- _SUPPLIED ENTRIES_:
>>

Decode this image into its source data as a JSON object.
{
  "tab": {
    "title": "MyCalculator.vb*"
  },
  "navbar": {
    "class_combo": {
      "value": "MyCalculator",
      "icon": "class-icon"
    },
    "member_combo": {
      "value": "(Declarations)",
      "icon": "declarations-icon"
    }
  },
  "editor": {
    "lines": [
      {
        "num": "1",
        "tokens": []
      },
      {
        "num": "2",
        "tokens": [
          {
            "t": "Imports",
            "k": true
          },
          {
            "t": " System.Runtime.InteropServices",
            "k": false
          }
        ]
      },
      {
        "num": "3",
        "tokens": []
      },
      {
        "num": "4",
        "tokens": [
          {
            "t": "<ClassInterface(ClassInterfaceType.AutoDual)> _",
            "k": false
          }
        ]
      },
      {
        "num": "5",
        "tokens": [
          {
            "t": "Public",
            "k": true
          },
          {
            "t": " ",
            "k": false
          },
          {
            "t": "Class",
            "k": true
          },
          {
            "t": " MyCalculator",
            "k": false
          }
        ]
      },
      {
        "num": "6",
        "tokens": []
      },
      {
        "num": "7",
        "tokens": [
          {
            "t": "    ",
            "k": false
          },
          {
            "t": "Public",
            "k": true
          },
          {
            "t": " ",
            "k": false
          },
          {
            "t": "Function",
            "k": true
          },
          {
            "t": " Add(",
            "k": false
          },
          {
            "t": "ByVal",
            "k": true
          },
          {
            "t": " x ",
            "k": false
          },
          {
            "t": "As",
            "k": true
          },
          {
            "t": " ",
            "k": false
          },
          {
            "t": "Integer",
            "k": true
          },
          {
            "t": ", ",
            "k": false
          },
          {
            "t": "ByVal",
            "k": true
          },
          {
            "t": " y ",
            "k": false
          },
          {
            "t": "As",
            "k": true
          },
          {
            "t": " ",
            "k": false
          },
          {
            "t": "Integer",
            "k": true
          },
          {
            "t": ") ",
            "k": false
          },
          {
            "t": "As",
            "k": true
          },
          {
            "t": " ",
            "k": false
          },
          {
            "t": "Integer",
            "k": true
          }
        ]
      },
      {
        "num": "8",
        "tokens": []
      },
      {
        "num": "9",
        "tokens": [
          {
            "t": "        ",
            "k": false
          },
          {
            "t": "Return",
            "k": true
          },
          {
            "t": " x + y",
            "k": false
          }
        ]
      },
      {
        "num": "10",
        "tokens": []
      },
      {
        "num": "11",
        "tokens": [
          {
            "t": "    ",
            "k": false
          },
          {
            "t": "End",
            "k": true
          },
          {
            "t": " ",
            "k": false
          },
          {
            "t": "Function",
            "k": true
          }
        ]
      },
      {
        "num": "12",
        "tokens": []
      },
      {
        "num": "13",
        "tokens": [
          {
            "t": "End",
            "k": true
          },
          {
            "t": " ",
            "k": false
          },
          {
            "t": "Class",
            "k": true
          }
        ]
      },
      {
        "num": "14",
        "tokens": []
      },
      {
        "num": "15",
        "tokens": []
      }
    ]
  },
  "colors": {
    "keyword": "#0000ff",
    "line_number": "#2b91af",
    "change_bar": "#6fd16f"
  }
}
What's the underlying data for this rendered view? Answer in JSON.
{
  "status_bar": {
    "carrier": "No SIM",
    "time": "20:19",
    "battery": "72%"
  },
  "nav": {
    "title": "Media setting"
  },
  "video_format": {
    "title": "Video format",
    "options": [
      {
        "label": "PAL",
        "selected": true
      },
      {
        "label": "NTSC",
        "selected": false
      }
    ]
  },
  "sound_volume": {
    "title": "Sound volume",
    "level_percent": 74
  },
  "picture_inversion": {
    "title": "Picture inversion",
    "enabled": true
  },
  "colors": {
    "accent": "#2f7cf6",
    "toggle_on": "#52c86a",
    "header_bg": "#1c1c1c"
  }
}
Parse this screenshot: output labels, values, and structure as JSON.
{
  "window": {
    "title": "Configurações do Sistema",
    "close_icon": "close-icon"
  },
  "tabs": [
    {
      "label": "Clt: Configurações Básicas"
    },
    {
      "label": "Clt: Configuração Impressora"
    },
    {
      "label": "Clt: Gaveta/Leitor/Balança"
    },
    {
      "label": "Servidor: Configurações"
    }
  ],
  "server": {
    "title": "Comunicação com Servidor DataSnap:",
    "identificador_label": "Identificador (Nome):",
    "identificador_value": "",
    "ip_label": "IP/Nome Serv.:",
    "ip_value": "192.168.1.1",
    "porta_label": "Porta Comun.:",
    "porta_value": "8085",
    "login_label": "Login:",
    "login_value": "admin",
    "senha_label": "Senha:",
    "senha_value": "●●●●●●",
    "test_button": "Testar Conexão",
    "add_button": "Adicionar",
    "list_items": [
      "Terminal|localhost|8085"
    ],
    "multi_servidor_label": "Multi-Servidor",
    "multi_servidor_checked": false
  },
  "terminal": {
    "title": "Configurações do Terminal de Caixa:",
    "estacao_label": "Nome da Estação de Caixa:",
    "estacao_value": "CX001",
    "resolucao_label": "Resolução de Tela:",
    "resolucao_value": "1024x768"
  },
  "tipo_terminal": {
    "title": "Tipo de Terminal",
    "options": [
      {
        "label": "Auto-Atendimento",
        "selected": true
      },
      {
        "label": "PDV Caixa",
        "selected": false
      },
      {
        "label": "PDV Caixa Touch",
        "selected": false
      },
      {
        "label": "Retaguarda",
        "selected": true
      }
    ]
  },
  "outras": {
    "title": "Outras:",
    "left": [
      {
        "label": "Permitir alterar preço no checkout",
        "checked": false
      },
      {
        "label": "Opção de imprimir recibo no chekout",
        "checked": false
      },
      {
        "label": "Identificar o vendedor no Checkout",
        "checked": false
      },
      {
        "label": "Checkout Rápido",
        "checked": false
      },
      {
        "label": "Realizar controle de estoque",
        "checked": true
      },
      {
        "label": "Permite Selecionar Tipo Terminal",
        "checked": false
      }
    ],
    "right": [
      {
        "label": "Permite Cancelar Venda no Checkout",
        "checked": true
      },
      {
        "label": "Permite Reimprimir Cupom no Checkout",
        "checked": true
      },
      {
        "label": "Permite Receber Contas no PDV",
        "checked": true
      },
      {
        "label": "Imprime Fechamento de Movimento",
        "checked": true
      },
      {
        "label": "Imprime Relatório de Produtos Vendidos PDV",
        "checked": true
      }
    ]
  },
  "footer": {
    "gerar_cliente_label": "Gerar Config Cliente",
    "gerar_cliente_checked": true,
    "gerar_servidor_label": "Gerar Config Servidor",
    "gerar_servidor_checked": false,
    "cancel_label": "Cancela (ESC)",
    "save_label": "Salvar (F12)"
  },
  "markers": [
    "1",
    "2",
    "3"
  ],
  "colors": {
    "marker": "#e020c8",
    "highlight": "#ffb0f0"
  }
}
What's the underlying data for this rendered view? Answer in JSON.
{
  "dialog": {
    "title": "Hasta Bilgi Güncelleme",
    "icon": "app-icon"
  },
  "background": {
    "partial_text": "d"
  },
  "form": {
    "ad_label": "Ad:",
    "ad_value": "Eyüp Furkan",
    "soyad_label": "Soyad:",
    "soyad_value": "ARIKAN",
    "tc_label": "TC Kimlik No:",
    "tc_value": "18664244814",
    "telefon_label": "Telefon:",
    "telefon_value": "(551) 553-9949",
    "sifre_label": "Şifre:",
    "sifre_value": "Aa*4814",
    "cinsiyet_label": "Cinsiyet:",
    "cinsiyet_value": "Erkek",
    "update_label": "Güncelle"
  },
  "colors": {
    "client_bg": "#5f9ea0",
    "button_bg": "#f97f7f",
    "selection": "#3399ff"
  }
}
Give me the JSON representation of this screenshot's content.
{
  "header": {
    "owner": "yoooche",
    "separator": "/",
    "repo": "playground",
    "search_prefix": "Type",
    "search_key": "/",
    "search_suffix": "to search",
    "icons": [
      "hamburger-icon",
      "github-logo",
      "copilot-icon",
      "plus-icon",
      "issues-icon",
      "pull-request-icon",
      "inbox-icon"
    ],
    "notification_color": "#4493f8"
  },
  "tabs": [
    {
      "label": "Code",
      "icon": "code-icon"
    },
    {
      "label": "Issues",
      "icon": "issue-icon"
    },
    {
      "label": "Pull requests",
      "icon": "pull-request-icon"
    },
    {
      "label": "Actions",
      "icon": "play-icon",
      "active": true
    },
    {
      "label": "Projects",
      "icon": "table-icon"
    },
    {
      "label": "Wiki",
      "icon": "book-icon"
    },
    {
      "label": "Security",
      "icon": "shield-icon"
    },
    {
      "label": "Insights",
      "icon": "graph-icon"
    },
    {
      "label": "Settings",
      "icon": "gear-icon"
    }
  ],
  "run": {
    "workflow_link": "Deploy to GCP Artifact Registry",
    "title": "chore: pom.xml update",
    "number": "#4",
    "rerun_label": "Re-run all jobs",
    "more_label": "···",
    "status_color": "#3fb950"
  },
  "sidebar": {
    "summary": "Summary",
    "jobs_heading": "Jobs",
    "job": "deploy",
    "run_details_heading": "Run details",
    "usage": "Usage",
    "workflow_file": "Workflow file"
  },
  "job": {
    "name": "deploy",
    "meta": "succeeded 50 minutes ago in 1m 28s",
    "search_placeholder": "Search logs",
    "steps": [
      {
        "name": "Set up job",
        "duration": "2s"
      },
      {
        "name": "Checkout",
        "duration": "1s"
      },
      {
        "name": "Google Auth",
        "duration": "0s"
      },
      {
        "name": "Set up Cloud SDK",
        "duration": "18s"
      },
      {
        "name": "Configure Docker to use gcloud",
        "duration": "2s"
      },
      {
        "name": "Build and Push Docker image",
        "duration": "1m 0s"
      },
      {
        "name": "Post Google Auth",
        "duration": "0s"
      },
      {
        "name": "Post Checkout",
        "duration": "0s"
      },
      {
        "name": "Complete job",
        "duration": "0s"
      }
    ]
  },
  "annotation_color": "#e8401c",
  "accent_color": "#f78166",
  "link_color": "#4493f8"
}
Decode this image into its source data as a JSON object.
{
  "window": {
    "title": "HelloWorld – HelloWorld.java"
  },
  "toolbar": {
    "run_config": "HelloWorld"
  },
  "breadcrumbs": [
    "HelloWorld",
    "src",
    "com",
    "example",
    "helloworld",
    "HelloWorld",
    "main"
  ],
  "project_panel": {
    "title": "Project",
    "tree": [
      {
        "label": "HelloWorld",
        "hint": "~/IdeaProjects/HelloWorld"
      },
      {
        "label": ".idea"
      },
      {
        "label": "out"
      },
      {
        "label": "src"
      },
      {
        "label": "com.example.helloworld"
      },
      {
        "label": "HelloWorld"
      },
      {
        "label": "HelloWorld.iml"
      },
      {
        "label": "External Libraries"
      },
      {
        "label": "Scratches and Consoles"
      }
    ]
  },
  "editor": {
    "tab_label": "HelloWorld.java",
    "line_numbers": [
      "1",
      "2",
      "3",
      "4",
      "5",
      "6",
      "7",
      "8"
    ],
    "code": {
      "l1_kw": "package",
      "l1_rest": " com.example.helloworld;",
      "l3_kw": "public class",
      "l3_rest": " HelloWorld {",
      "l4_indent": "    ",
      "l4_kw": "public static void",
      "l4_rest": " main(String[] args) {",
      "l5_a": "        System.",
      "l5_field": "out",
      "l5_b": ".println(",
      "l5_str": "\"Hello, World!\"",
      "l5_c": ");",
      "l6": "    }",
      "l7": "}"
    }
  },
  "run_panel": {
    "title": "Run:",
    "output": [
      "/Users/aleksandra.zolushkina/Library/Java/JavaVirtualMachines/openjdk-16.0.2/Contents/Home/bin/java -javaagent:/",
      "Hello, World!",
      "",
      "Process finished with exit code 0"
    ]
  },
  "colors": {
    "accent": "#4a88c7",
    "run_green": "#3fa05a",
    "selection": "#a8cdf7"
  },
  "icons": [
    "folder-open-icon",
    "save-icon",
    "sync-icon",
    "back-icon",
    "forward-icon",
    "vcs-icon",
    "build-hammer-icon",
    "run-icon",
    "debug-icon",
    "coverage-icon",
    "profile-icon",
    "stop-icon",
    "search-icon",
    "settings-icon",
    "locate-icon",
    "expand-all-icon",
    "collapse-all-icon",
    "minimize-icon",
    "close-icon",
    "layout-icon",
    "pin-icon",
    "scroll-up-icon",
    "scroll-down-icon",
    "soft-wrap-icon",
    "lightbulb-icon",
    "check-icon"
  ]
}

<<

- _WHAT THE TASK REQUIRES_: Pick out the lines that contain "System" and copy them.

- _TASK SOLUTION_:
            "t": " System.Runtime.InteropServices",
      "l5_a": "        System.",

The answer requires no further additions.